• **Request**:
Reproduce each of the records below line for line, unchanged, but leave the pictures out.

• **Material to process**:
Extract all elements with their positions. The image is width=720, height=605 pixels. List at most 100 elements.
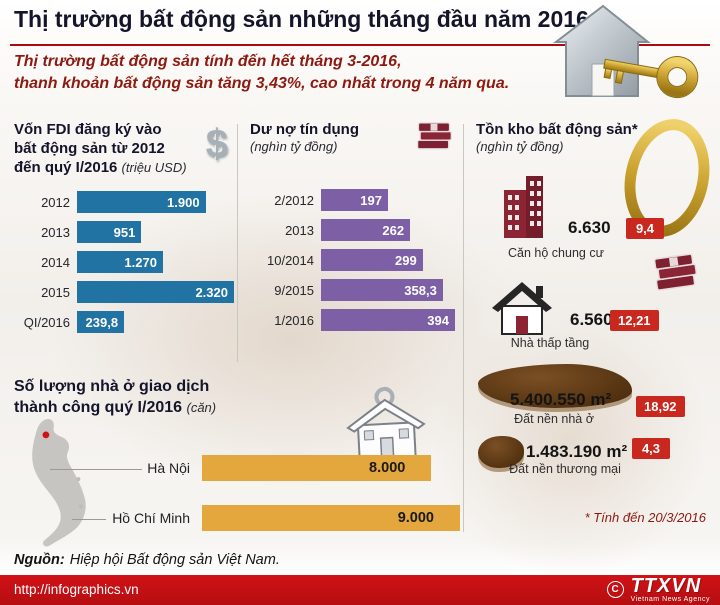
credit-title: Dư nợ tín dụng [250, 121, 359, 138]
transactions-unit-label: (căn) [186, 400, 217, 415]
residential-land-label: Đất nền nhà ở [514, 412, 594, 426]
hanoi-dot [42, 431, 50, 439]
low-rise-quantity: 6.560 [570, 310, 613, 329]
house-keychain-icon [346, 386, 426, 463]
bar-track: 9.000 [202, 505, 460, 531]
credit-section: Dư nợ tín dụng (nghìn tỷ đồng) 2/2012 197… [250, 120, 455, 339]
credit-unit-label: (nghìn tỷ đồng) [250, 139, 338, 154]
subtitle-line-1: Thị trường bất động sản tính đến hết thá… [14, 53, 402, 70]
bar: 299 [321, 249, 423, 271]
bar-category-label: 2012 [41, 194, 70, 210]
bar: 8.000 [202, 455, 432, 481]
credit-bar-chart: 2/2012 197 2013 262 10/2014 299 9/2015 358,3 1/2… [250, 189, 455, 331]
arm-photo-background [420, 290, 720, 590]
bar-row: Hà Nội 8.000 [14, 455, 460, 481]
bar-row: QI/2016 239,8 [14, 311, 234, 333]
transactions-title: Số lượng nhà ở giao dịch thành công quý … [14, 376, 216, 418]
bar: 2.320 [77, 281, 234, 303]
transactions-title-line-1: Số lượng nhà ở giao dịch [14, 378, 210, 395]
bar-value-label: 394 [427, 312, 449, 328]
fdi-title-line-2: bất động sản từ 2012 [14, 140, 165, 157]
bar-value-label: 262 [382, 222, 405, 238]
bar-row: Hồ Chí Minh 9.000 [14, 505, 460, 531]
copyright-icon: C [606, 581, 624, 598]
bar-track: 262 [321, 219, 455, 241]
bar-row: 2015 2.320 [14, 281, 234, 303]
bar-track: 1.270 [77, 251, 234, 273]
inventory-section: Tồn kho bất động sản* (nghìn tỷ đồng) 6.… [476, 120, 708, 536]
bar-row: 2013 262 [250, 219, 455, 241]
apartment-quantity: 6.630 [568, 218, 611, 237]
bar-row: 2012 1.900 [14, 191, 234, 213]
footer-url[interactable]: http://infographics.vn [14, 582, 139, 597]
bar-value-label: 1.900 [167, 194, 200, 210]
bar-category-label: QI/2016 [23, 314, 70, 330]
bar: 239,8 [77, 311, 125, 333]
transactions-bar-chart: Hà Nội 8.000 Hồ Chí Minh 9.000 [14, 455, 460, 555]
bar-value-label: 239,8 [85, 314, 119, 330]
bar: 1.900 [77, 191, 206, 213]
bar-track: 951 [77, 221, 234, 243]
apartment-label: Căn hộ chung cư [508, 246, 604, 260]
bar-category-label: 1/2016 [274, 312, 314, 328]
bar: 358,3 [321, 279, 443, 301]
apartment-value-badge: 9,4 [626, 218, 664, 239]
bar-track: 358,3 [321, 279, 455, 301]
ttxvn-logo-text: TTXVN [630, 575, 702, 597]
hanoi-connector-line [50, 469, 142, 470]
column-divider [463, 124, 464, 532]
source-label: Nguồn: [14, 552, 65, 568]
title-divider [10, 44, 710, 46]
page-title: Thị trường bất động sản những tháng đầu … [14, 6, 589, 32]
bar-track: 239,8 [77, 311, 234, 333]
inventory-footnote: * Tính đến 20/3/2016 [584, 510, 706, 525]
bar-row: 2013 951 [14, 221, 234, 243]
residential-land-value-badge: 18,92 [636, 396, 685, 417]
residential-land-icon [478, 364, 632, 408]
bar-row: 9/2015 358,3 [250, 279, 455, 301]
bar-category-label: 9/2015 [274, 282, 314, 298]
bar: 197 [321, 189, 388, 211]
bar: 262 [321, 219, 411, 241]
fdi-title-line-3: đến quý I/2016 [14, 159, 118, 176]
residential-land-quantity: 5.400.550 m² [510, 390, 612, 409]
bar-category-label: 2013 [285, 222, 314, 238]
money-stack-icon [416, 122, 452, 150]
low-rise-value-badge: 12,21 [610, 310, 659, 331]
bar-value-label: 951 [113, 224, 136, 240]
bar-track: 299 [321, 249, 455, 271]
fdi-unit-label: (triệu USD) [121, 160, 187, 175]
source-text: Hiệp hội Bất động sản Việt Nam. [69, 552, 280, 568]
commercial-land-icon [478, 436, 524, 468]
low-rise-label: Nhà thấp tầng [510, 336, 590, 350]
bar-row: 2014 1.270 [14, 251, 234, 273]
inventory-title: Tồn kho bất động sản* [476, 121, 638, 138]
bar-track: 394 [321, 309, 455, 331]
bar-value-label: 8.000 [369, 460, 406, 476]
bar: 1.270 [77, 251, 163, 273]
apartment-icon [504, 176, 543, 238]
bar-row: 1/2016 394 [250, 309, 455, 331]
subtitle-line-2: thanh khoản bất động sản tăng 3,43%, cao… [14, 75, 510, 92]
transactions-title-line-2: thành công quý I/2016 [14, 399, 183, 416]
bar-value-label: 1.270 [124, 254, 157, 270]
ttxvn-logo: TTXVN Vietnam News Agency [631, 576, 710, 603]
bar-track: 2.320 [77, 281, 234, 303]
bar-value-label: 358,3 [404, 282, 437, 298]
fdi-title-line-1: Vốn FDI đăng ký vào [14, 121, 162, 138]
footer-brand: C TTXVN Vietnam News Agency [606, 576, 710, 603]
bar-row: 2/2012 197 [250, 189, 455, 211]
bar-category-label: 2015 [41, 284, 70, 300]
inventory-unit-label: (nghìn tỷ đồng) [476, 139, 564, 154]
footer-bar: http://infographics.vn C TTXVN Vietnam N… [0, 575, 720, 605]
fdi-bar-chart: 2012 1.900 2013 951 2014 1.270 2015 2.320 QI/201… [14, 191, 234, 333]
vietnam-map [32, 419, 86, 547]
bar-category-label: 2014 [41, 254, 70, 270]
house-key-icon [553, 4, 699, 99]
bar-value-label: 2.320 [195, 284, 228, 300]
bar-category-label: Hà Nội [147, 460, 190, 476]
bar: 951 [77, 221, 142, 243]
bar-category-label: 2/2012 [274, 192, 314, 208]
bar-track: 197 [321, 189, 455, 211]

• **Reply to the task**:
Extract all elements with their positions. The image is width=720, height=605 pixels. List at most 100 elements.
credit-title: Dư nợ tín dụng [250, 121, 359, 138]
transactions-unit-label: (căn) [186, 400, 217, 415]
residential-land-label: Đất nền nhà ở [514, 412, 594, 426]
hanoi-dot [42, 431, 50, 439]
low-rise-quantity: 6.560 [570, 310, 613, 329]
house-keychain-icon [346, 386, 426, 463]
bar-track: 9.000 [202, 505, 460, 531]
credit-section: Dư nợ tín dụng (nghìn tỷ đồng) 2/2012 197… [250, 120, 455, 339]
credit-unit-label: (nghìn tỷ đồng) [250, 139, 338, 154]
subtitle-line-1: Thị trường bất động sản tính đến hết thá… [14, 53, 402, 70]
bar: 299 [321, 249, 423, 271]
bar-category-label: 2012 [41, 194, 70, 210]
bar: 8.000 [202, 455, 432, 481]
credit-bar-chart: 2/2012 197 2013 262 10/2014 299 9/2015 358,3 1/2… [250, 189, 455, 331]
arm-photo-background [420, 290, 720, 590]
bar-row: Hà Nội 8.000 [14, 455, 460, 481]
bar-row: QI/2016 239,8 [14, 311, 234, 333]
transactions-title: Số lượng nhà ở giao dịch thành công quý … [14, 376, 216, 418]
bar: 2.320 [77, 281, 234, 303]
transactions-title-line-1: Số lượng nhà ở giao dịch [14, 378, 210, 395]
bar-value-label: 394 [427, 312, 449, 328]
fdi-title-line-2: bất động sản từ 2012 [14, 140, 165, 157]
bar-value-label: 262 [382, 222, 405, 238]
bar-row: Hồ Chí Minh 9.000 [14, 505, 460, 531]
copyright-icon: C [606, 581, 624, 598]
bar-track: 262 [321, 219, 455, 241]
bar-row: 2015 2.320 [14, 281, 234, 303]
bar-track: 1.270 [77, 251, 234, 273]
inventory-section: Tồn kho bất động sản* (nghìn tỷ đồng) 6.… [476, 120, 708, 536]
bar-row: 2013 262 [250, 219, 455, 241]
apartment-quantity: 6.630 [568, 218, 611, 237]
bar-row: 2012 1.900 [14, 191, 234, 213]
footer-url[interactable]: http://infographics.vn [14, 582, 139, 597]
bar-value-label: 1.900 [167, 194, 200, 210]
bar-category-label: QI/2016 [23, 314, 70, 330]
bar: 239,8 [77, 311, 125, 333]
transactions-bar-chart: Hà Nội 8.000 Hồ Chí Minh 9.000 [14, 455, 460, 555]
bar-value-label: 239,8 [85, 314, 119, 330]
bar: 1.900 [77, 191, 206, 213]
bar-track: 951 [77, 221, 234, 243]
apartment-label: Căn hộ chung cư [508, 246, 604, 260]
bar-category-label: 1/2016 [274, 312, 314, 328]
bar: 358,3 [321, 279, 443, 301]
apartment-value-badge: 9,4 [626, 218, 664, 239]
bar-track: 358,3 [321, 279, 455, 301]
ttxvn-logo-text: TTXVN [630, 575, 702, 597]
hanoi-connector-line [50, 469, 142, 470]
column-divider [463, 124, 464, 532]
source-label: Nguồn: [14, 552, 65, 568]
title-divider [10, 44, 710, 46]
page-title: Thị trường bất động sản những tháng đầu … [14, 6, 589, 32]
bar-track: 239,8 [77, 311, 234, 333]
inventory-footnote: * Tính đến 20/3/2016 [584, 510, 706, 525]
bar-row: 2013 951 [14, 221, 234, 243]
residential-land-value-badge: 18,92 [636, 396, 685, 417]
residential-land-icon [478, 364, 632, 408]
bar-row: 9/2015 358,3 [250, 279, 455, 301]
bar-category-label: 9/2015 [274, 282, 314, 298]
bar: 197 [321, 189, 388, 211]
bar: 262 [321, 219, 411, 241]
fdi-title-line-3: đến quý I/2016 [14, 159, 118, 176]
residential-land-quantity: 5.400.550 m² [510, 390, 612, 409]
bar-category-label: 2013 [285, 222, 314, 238]
money-stack-icon [416, 122, 452, 150]
low-rise-value-badge: 12,21 [610, 310, 659, 331]
bar-value-label: 951 [113, 224, 136, 240]
bar-track: 299 [321, 249, 455, 271]
fdi-unit-label: (triệu USD) [121, 160, 187, 175]
source-text: Hiệp hội Bất động sản Việt Nam. [69, 552, 280, 568]
commercial-land-icon [478, 436, 524, 468]
low-rise-label: Nhà thấp tầng [510, 336, 590, 350]
bar-row: 2014 1.270 [14, 251, 234, 273]
inventory-title: Tồn kho bất động sản* [476, 121, 638, 138]
bar-track: 394 [321, 309, 455, 331]
bar-value-label: 8.000 [369, 460, 406, 476]
bar: 1.270 [77, 251, 163, 273]
apartment-icon [504, 176, 543, 238]
bar-row: 1/2016 394 [250, 309, 455, 331]
subtitle-line-2: thanh khoản bất động sản tăng 3,43%, cao… [14, 75, 510, 92]
transactions-title-line-2: thành công quý I/2016 [14, 399, 183, 416]
bar-value-label: 1.270 [124, 254, 157, 270]
ttxvn-logo: TTXVN Vietnam News Agency [631, 576, 710, 603]
bar-track: 2.320 [77, 281, 234, 303]
bar-value-label: 358,3 [404, 282, 437, 298]
fdi-title-line-1: Vốn FDI đăng ký vào [14, 121, 162, 138]
footer-brand: C TTXVN Vietnam News Agency [606, 576, 710, 603]
bar-row: 2/2012 197 [250, 189, 455, 211]
bar-category-label: 2015 [41, 284, 70, 300]
inventory-unit-label: (nghìn tỷ đồng) [476, 139, 564, 154]
footer-bar: http://infographics.vn C TTXVN Vietnam N… [0, 575, 720, 605]
fdi-bar-chart: 2012 1.900 2013 951 2014 1.270 2015 2.320 QI/201… [14, 191, 234, 333]
vietnam-map [32, 419, 86, 547]
bar-category-label: 2014 [41, 254, 70, 270]
house-key-icon [553, 4, 699, 99]
bar-value-label: 2.320 [195, 284, 228, 300]
bar-category-label: Hà Nội [147, 460, 190, 476]
bar: 951 [77, 221, 142, 243]
bar-category-label: 2/2012 [274, 192, 314, 208]
bar-track: 197 [321, 189, 455, 211]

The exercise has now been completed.